**What the task requires**
Would you set down every entry shown below, precisely as written?
>> begin Supplied records
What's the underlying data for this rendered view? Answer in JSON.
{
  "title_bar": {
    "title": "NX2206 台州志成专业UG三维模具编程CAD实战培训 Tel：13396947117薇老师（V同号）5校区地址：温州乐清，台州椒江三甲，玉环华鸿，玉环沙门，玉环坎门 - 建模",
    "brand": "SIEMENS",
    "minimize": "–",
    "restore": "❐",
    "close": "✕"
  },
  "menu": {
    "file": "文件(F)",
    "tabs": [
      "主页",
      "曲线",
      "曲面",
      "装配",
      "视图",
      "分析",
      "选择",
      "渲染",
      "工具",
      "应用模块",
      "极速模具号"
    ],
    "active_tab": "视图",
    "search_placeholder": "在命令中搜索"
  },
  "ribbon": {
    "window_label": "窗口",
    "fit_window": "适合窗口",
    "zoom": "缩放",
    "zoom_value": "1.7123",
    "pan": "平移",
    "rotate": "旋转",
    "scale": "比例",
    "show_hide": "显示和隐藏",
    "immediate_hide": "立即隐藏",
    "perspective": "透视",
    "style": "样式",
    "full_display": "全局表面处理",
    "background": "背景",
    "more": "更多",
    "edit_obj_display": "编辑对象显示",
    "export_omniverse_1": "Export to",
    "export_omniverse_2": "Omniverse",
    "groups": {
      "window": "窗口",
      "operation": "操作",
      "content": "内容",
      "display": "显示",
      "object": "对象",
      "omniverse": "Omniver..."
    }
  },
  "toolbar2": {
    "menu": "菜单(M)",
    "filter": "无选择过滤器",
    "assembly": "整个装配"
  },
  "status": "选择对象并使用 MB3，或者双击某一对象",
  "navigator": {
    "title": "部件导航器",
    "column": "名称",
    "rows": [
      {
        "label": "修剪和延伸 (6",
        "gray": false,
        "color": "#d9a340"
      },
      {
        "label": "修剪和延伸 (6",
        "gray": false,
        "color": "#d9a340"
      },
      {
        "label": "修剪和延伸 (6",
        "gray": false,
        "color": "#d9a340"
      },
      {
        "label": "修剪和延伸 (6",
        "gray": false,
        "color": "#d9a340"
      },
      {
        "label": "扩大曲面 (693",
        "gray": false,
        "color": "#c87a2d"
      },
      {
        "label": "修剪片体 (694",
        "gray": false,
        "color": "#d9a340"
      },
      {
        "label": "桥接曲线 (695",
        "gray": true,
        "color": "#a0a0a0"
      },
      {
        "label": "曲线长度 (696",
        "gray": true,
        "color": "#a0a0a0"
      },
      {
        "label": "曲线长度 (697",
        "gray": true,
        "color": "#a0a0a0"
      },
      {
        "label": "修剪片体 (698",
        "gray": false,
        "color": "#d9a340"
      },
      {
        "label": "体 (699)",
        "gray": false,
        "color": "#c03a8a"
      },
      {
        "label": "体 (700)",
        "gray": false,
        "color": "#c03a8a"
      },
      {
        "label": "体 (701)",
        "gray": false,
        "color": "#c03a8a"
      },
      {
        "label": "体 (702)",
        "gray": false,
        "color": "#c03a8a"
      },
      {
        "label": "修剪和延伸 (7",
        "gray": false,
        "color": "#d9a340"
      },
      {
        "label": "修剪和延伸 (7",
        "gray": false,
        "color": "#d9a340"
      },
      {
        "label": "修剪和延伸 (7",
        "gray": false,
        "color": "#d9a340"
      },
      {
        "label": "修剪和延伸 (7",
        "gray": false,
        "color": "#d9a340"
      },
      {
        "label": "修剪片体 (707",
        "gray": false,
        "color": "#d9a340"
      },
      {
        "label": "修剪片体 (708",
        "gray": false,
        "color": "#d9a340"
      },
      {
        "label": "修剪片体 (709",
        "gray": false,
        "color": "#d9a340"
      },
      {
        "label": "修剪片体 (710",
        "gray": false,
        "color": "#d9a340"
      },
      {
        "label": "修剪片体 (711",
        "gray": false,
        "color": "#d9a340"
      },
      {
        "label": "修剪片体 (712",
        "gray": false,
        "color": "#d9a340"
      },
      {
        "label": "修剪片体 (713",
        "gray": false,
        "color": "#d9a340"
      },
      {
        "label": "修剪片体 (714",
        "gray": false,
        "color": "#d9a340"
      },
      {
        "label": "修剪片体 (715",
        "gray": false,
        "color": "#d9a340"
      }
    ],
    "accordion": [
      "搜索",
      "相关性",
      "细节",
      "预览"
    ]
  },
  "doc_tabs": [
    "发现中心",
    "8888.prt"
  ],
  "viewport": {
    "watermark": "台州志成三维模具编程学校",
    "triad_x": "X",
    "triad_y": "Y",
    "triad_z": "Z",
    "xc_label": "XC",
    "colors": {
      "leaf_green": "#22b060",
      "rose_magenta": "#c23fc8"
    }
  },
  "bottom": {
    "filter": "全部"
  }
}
>> end Supplied records
**Output**
What's the underlying data for this rendered view? Answer in JSON.
{
  "title_bar": {
    "title": "NX2206 台州志成专业UG三维模具编程CAD实战培训 Tel：13396947117薇老师（V同号）5校区地址：温州乐清，台州椒江三甲，玉环华鸿，玉环沙门，玉环坎门 - 建模",
    "brand": "SIEMENS",
    "minimize": "–",
    "restore": "❐",
    "close": "✕"
  },
  "menu": {
    "file": "文件(F)",
    "tabs": [
      "主页",
      "曲线",
      "曲面",
      "装配",
      "视图",
      "分析",
      "选择",
      "渲染",
      "工具",
      "应用模块",
      "极速模具号"
    ],
    "active_tab": "视图",
    "search_placeholder": "在命令中搜索"
  },
  "ribbon": {
    "window_label": "窗口",
    "fit_window": "适合窗口",
    "zoom": "缩放",
    "zoom_value": "1.7123",
    "pan": "平移",
    "rotate": "旋转",
    "scale": "比例",
    "show_hide": "显示和隐藏",
    "immediate_hide": "立即隐藏",
    "perspective": "透视",
    "style": "样式",
    "full_display": "全局表面处理",
    "background": "背景",
    "more": "更多",
    "edit_obj_display": "编辑对象显示",
    "export_omniverse_1": "Export to",
    "export_omniverse_2": "Omniverse",
    "groups": {
      "window": "窗口",
      "operation": "操作",
      "content": "内容",
      "display": "显示",
      "object": "对象",
      "omniverse": "Omniver..."
    }
  },
  "toolbar2": {
    "menu": "菜单(M)",
    "filter": "无选择过滤器",
    "assembly": "整个装配"
  },
  "status": "选择对象并使用 MB3，或者双击某一对象",
  "navigator": {
    "title": "部件导航器",
    "column": "名称",
    "rows": [
      {
        "label": "修剪和延伸 (6",
        "gray": false,
        "color": "#d9a340"
      },
      {
        "label": "修剪和延伸 (6",
        "gray": false,
        "color": "#d9a340"
      },
      {
        "label": "修剪和延伸 (6",
        "gray": false,
        "color": "#d9a340"
      },
      {
        "label": "修剪和延伸 (6",
        "gray": false,
        "color": "#d9a340"
      },
      {
        "label": "扩大曲面 (693",
        "gray": false,
        "color": "#c87a2d"
      },
      {
        "label": "修剪片体 (694",
        "gray": false,
        "color": "#d9a340"
      },
      {
        "label": "桥接曲线 (695",
        "gray": true,
        "color": "#a0a0a0"
      },
      {
        "label": "曲线长度 (696",
        "gray": true,
        "color": "#a0a0a0"
      },
      {
        "label": "曲线长度 (697",
        "gray": true,
        "color": "#a0a0a0"
      },
      {
        "label": "修剪片体 (698",
        "gray": false,
        "color": "#d9a340"
      },
      {
        "label": "体 (699)",
        "gray": false,
        "color": "#c03a8a"
      },
      {
        "label": "体 (700)",
        "gray": false,
        "color": "#c03a8a"
      },
      {
        "label": "体 (701)",
        "gray": false,
        "color": "#c03a8a"
      },
      {
        "label": "体 (702)",
        "gray": false,
        "color": "#c03a8a"
      },
      {
        "label": "修剪和延伸 (7",
        "gray": false,
        "color": "#d9a340"
      },
      {
        "label": "修剪和延伸 (7",
        "gray": false,
        "color": "#d9a340"
      },
      {
        "label": "修剪和延伸 (7",
        "gray": false,
        "color": "#d9a340"
      },
      {
        "label": "修剪和延伸 (7",
        "gray": false,
        "color": "#d9a340"
      },
      {
        "label": "修剪片体 (707",
        "gray": false,
        "color": "#d9a340"
      },
      {
        "label": "修剪片体 (708",
        "gray": false,
        "color": "#d9a340"
      },
      {
        "label": "修剪片体 (709",
        "gray": false,
        "color": "#d9a340"
      },
      {
        "label": "修剪片体 (710",
        "gray": false,
        "color": "#d9a340"
      },
      {
        "label": "修剪片体 (711",
        "gray": false,
        "color": "#d9a340"
      },
      {
        "label": "修剪片体 (712",
        "gray": false,
        "color": "#d9a340"
      },
      {
        "label": "修剪片体 (713",
        "gray": false,
        "color": "#d9a340"
      },
      {
        "label": "修剪片体 (714",
        "gray": false,
        "color": "#d9a340"
      },
      {
        "label": "修剪片体 (715",
        "gray": false,
        "color": "#d9a340"
      }
    ],
    "accordion": [
      "搜索",
      "相关性",
      "细节",
      "预览"
    ]
  },
  "doc_tabs": [
    "发现中心",
    "8888.prt"
  ],
  "viewport": {
    "watermark": "台州志成三维模具编程学校",
    "triad_x": "X",
    "triad_y": "Y",
    "triad_z": "Z",
    "xc_label": "XC",
    "colors": {
      "leaf_green": "#22b060",
      "rose_magenta": "#c23fc8"
    }
  },
  "bottom": {
    "filter": "全部"
  }
}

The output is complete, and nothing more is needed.